**Provided material:**
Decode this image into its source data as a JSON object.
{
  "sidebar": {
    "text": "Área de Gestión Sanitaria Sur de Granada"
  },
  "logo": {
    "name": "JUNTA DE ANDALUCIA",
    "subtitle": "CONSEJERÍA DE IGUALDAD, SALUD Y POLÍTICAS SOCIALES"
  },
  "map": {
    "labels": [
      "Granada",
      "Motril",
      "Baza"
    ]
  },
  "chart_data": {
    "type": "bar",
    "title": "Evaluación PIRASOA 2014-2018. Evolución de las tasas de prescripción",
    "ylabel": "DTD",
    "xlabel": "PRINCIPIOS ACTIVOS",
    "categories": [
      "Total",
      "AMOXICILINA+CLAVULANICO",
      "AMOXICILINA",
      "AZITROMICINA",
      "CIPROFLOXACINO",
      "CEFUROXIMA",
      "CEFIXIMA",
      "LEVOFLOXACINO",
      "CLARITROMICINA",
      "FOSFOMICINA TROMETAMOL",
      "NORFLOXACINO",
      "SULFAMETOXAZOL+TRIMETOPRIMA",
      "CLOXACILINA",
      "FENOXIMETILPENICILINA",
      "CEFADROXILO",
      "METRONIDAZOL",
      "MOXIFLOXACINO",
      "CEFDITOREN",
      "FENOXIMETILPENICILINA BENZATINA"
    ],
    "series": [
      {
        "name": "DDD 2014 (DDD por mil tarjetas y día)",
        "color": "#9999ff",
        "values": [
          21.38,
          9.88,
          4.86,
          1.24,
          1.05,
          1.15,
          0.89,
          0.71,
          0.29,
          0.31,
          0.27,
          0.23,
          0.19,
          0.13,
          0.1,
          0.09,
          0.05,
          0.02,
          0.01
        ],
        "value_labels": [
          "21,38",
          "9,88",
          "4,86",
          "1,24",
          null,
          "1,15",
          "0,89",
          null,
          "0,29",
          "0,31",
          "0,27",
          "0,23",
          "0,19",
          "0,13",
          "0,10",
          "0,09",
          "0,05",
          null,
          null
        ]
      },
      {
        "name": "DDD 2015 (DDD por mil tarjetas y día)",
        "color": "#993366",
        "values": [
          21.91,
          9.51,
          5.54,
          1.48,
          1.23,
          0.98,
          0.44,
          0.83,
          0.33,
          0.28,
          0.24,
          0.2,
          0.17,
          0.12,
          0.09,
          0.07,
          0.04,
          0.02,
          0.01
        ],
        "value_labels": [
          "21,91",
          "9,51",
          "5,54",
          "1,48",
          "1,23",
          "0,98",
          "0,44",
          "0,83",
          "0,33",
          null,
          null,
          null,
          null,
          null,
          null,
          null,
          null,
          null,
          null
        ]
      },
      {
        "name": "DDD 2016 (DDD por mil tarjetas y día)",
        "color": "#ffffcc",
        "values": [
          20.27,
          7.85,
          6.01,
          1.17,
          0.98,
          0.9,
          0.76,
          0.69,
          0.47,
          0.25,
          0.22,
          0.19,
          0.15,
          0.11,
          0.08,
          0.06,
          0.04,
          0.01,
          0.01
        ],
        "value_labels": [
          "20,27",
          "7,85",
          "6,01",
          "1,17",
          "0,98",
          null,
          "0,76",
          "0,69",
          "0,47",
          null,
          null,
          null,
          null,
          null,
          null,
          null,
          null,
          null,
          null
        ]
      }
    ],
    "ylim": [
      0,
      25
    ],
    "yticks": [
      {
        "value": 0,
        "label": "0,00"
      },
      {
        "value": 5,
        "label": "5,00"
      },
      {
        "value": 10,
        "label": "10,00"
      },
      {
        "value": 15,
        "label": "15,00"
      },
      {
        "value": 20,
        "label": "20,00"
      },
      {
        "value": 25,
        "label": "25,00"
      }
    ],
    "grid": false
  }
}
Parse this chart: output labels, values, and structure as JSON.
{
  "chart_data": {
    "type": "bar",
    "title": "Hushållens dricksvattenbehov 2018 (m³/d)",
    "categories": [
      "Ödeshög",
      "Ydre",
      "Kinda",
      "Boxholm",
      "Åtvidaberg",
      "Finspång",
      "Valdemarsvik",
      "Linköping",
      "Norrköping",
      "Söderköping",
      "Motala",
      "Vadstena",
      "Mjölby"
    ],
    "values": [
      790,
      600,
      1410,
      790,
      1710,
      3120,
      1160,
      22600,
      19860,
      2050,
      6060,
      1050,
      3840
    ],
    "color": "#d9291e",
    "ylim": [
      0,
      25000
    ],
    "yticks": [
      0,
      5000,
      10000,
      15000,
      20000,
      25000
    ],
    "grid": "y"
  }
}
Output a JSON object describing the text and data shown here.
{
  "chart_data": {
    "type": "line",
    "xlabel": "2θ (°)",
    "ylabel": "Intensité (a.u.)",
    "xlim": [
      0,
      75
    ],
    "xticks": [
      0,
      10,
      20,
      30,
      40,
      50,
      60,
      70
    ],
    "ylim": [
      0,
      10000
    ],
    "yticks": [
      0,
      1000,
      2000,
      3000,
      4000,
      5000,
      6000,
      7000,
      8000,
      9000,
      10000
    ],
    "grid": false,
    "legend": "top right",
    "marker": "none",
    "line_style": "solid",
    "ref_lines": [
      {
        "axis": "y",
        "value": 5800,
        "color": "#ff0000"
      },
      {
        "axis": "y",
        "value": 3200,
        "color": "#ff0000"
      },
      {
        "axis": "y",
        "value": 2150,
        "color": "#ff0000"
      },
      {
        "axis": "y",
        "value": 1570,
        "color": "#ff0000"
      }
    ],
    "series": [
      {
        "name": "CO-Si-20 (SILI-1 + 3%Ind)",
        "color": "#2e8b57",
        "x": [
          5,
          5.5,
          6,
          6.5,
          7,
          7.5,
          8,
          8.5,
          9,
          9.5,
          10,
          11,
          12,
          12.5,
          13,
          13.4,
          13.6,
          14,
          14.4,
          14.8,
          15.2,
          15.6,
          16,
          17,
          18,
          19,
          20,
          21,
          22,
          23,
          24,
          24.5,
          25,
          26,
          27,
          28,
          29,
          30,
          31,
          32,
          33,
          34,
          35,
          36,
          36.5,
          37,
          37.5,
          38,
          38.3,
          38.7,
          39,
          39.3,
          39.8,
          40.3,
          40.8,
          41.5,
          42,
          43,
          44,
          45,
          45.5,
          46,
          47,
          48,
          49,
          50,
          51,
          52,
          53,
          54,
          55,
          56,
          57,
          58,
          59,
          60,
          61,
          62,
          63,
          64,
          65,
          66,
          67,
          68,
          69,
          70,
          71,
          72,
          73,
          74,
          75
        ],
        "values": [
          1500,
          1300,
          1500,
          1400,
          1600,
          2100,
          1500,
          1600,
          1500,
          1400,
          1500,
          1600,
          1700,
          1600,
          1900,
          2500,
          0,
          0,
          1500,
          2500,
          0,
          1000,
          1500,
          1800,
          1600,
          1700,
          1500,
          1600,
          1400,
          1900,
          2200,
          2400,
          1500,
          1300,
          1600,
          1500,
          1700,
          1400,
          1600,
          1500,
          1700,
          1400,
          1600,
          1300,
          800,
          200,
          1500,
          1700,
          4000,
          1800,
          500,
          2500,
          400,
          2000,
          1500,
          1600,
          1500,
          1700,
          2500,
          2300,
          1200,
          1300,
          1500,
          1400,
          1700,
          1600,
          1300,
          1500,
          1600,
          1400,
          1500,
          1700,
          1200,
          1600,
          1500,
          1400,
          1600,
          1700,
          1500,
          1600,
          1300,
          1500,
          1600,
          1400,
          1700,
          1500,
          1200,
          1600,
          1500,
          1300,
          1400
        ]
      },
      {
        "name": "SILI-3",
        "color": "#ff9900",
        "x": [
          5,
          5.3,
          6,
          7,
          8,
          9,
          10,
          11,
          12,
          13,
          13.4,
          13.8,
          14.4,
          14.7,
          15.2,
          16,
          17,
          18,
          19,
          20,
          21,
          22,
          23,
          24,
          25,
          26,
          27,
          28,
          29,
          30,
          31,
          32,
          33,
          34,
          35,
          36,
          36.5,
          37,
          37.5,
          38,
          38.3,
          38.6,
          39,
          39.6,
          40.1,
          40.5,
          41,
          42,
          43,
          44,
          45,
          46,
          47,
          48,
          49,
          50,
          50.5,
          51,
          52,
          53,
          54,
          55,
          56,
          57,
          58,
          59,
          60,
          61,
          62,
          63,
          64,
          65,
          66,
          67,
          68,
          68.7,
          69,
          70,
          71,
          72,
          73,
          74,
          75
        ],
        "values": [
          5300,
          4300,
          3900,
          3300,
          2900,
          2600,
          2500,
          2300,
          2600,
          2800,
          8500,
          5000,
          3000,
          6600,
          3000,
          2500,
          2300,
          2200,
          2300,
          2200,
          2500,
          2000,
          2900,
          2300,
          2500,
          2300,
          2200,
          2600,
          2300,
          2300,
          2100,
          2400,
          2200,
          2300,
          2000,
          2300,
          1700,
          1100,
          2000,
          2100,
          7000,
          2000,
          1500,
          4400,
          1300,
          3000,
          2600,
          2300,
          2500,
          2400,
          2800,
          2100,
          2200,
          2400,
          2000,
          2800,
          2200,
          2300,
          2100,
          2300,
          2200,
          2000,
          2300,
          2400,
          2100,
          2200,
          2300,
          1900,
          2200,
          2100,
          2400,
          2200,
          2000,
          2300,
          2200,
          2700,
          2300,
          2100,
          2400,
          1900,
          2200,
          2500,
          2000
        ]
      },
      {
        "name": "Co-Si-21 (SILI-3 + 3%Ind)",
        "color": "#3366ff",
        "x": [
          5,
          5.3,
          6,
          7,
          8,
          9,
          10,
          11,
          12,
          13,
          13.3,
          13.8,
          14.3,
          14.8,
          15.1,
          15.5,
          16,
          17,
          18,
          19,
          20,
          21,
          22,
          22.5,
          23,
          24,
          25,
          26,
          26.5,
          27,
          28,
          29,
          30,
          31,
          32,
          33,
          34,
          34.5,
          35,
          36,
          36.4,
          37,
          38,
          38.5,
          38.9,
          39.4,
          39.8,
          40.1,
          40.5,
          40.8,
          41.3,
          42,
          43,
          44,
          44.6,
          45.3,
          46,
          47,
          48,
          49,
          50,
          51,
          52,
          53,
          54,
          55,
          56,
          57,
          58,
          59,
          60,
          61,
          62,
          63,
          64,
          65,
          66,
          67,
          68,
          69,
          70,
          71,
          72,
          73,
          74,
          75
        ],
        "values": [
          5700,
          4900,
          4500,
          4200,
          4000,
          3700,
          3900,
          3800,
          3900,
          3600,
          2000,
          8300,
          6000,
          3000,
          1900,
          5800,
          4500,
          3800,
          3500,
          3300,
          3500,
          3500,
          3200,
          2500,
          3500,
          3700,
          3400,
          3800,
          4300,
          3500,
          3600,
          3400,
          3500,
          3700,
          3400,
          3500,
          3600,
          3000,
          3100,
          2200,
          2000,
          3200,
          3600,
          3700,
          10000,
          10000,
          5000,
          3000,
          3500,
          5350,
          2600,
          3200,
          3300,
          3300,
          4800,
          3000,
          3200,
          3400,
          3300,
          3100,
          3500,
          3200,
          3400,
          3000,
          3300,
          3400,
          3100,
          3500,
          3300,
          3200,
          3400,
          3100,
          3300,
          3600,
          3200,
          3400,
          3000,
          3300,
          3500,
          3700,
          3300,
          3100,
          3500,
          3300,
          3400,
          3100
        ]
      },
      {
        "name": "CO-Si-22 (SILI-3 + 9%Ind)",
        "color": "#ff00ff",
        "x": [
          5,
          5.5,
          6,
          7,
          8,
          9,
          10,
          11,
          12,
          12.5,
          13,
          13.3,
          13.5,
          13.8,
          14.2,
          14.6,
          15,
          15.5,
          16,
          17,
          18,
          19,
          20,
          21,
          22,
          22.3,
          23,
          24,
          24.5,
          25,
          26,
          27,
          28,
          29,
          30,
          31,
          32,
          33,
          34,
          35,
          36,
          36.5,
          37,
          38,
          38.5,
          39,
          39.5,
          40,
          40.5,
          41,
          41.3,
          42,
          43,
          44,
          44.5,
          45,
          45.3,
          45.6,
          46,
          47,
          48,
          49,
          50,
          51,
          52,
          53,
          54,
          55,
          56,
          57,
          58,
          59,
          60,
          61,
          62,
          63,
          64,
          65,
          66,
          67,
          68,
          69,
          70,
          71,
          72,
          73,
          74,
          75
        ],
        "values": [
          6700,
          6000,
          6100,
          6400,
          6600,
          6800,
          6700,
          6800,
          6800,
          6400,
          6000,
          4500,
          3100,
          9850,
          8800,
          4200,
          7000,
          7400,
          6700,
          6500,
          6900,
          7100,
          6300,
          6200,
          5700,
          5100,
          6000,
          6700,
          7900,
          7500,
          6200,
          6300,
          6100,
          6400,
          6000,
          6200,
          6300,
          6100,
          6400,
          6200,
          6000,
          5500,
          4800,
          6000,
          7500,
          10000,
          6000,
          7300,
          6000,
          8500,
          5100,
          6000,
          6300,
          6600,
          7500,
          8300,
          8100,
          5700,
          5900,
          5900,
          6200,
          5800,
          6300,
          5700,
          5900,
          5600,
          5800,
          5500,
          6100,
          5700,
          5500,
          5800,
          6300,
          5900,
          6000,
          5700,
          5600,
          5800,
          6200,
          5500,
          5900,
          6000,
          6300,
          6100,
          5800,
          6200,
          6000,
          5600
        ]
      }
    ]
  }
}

**Problem description:** Select all lines in the listing that include the word "object".

**Task solution:**
Decode this image into its source data as a JSON object.
Output a JSON object describing the text and data shown here.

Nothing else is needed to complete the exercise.